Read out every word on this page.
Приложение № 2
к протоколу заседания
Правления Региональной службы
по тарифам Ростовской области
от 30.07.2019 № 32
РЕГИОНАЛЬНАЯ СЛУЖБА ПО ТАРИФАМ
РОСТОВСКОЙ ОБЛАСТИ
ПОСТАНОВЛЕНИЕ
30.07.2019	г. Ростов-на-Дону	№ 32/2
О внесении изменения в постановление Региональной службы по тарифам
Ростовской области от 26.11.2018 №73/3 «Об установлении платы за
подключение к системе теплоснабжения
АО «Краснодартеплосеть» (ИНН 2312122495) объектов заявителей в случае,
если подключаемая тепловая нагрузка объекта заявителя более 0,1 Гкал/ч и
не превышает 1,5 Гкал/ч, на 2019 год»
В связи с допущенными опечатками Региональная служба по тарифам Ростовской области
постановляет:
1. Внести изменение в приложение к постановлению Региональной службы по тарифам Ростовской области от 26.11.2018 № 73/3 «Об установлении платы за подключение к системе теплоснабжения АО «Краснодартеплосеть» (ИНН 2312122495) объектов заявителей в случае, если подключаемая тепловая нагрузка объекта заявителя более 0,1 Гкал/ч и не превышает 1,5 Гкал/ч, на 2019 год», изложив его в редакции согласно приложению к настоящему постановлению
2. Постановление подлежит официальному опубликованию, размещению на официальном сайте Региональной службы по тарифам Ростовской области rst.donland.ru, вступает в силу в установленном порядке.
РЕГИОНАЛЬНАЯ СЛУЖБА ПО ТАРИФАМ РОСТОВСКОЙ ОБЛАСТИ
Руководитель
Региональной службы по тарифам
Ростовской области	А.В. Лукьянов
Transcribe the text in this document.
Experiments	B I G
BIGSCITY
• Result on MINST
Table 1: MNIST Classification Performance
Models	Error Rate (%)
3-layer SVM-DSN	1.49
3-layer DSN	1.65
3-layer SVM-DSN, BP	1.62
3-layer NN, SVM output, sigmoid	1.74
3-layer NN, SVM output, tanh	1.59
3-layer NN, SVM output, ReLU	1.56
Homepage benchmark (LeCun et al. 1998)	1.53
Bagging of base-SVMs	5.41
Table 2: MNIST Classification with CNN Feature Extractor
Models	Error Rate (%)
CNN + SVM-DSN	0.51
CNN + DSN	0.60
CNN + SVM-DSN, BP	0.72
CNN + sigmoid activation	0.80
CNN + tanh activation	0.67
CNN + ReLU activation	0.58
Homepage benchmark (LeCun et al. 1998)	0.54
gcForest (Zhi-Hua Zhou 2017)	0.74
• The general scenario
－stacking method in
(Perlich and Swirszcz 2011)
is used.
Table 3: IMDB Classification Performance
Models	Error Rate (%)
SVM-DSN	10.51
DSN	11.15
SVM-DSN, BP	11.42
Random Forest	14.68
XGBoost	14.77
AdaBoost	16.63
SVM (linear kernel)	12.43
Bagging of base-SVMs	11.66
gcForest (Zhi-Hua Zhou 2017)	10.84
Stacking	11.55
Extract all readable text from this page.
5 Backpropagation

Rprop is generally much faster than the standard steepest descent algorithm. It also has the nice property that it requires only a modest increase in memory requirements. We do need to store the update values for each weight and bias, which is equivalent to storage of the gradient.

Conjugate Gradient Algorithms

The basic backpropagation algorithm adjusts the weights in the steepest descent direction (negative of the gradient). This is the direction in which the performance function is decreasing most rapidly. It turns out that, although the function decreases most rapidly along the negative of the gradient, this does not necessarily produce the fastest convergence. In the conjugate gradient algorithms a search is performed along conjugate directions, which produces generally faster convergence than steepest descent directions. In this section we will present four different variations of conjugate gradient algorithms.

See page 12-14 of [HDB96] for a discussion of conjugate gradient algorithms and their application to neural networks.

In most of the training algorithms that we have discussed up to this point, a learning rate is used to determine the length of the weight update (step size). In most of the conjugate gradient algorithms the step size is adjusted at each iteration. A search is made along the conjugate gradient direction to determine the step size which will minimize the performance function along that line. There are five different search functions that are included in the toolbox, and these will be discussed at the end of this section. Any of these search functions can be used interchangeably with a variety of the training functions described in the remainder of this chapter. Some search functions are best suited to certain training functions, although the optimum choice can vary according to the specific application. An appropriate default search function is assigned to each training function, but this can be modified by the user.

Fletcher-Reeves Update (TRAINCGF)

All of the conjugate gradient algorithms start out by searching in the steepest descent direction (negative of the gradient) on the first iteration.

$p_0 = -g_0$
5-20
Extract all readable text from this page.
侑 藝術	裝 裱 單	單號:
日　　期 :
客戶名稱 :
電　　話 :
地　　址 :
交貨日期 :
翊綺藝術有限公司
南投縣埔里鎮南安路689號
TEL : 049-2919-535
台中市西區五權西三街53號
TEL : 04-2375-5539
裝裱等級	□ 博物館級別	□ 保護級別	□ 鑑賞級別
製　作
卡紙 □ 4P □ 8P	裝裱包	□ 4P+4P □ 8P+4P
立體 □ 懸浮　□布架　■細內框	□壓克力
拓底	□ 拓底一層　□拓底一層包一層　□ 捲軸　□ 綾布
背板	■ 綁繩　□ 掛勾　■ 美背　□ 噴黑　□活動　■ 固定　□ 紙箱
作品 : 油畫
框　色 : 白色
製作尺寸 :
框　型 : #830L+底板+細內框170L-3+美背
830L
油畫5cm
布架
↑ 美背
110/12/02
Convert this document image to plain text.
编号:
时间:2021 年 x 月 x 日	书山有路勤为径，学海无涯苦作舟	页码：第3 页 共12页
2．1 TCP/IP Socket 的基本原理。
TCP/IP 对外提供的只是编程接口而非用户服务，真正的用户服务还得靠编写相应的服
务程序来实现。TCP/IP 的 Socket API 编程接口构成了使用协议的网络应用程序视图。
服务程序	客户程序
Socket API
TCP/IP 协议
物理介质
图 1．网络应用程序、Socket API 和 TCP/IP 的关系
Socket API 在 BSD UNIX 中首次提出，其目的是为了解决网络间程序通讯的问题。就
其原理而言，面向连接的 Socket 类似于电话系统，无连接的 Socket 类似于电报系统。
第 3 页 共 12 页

+++

Filter the data for the string "text" and copy every line that has it.

Transcribe the text in this document.
Extract all readable text from this page.
Extract all readable text from this page.
Convert this document image to plain text.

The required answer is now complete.